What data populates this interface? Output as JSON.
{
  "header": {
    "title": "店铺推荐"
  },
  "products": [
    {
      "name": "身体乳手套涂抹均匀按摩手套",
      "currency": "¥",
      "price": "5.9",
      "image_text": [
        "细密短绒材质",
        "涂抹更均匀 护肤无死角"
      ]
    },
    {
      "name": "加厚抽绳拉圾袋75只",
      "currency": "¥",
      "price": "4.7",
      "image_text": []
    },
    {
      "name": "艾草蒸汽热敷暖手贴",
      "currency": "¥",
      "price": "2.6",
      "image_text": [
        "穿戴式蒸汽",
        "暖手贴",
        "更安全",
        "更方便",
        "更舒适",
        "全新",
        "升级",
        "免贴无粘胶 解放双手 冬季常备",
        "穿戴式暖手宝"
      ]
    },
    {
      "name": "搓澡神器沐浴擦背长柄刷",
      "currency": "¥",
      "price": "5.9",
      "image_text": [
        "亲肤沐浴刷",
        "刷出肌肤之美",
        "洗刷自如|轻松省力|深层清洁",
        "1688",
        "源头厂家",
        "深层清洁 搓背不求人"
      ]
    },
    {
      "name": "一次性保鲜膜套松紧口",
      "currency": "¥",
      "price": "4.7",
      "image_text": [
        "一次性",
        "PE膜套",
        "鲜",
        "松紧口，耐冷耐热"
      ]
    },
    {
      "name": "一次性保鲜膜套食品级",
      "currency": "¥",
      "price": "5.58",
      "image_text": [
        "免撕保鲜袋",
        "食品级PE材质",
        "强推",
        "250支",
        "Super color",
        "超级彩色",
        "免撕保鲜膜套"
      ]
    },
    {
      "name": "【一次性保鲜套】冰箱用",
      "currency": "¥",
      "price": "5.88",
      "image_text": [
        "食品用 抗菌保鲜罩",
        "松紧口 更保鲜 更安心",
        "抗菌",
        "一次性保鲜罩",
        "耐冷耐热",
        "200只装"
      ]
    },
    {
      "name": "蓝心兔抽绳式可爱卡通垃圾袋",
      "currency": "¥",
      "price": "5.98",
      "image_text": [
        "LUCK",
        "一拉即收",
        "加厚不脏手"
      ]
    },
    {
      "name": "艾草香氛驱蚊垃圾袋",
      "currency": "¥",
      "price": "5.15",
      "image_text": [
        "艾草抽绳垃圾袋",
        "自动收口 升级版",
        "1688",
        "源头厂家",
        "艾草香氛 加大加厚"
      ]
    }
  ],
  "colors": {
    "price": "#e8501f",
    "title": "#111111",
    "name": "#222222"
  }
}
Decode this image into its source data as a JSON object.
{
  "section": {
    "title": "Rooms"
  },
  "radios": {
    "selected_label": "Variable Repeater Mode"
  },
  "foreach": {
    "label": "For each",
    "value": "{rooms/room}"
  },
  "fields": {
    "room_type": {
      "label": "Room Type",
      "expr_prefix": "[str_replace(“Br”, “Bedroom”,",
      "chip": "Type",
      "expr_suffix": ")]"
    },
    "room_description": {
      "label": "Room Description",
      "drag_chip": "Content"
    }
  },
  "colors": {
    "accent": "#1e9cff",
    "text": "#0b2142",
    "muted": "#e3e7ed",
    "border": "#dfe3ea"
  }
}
::::
Copy all the lines above that hold the string "title".

    "title": "店铺推荐"
    "title": "#111111",
    "title": "Rooms"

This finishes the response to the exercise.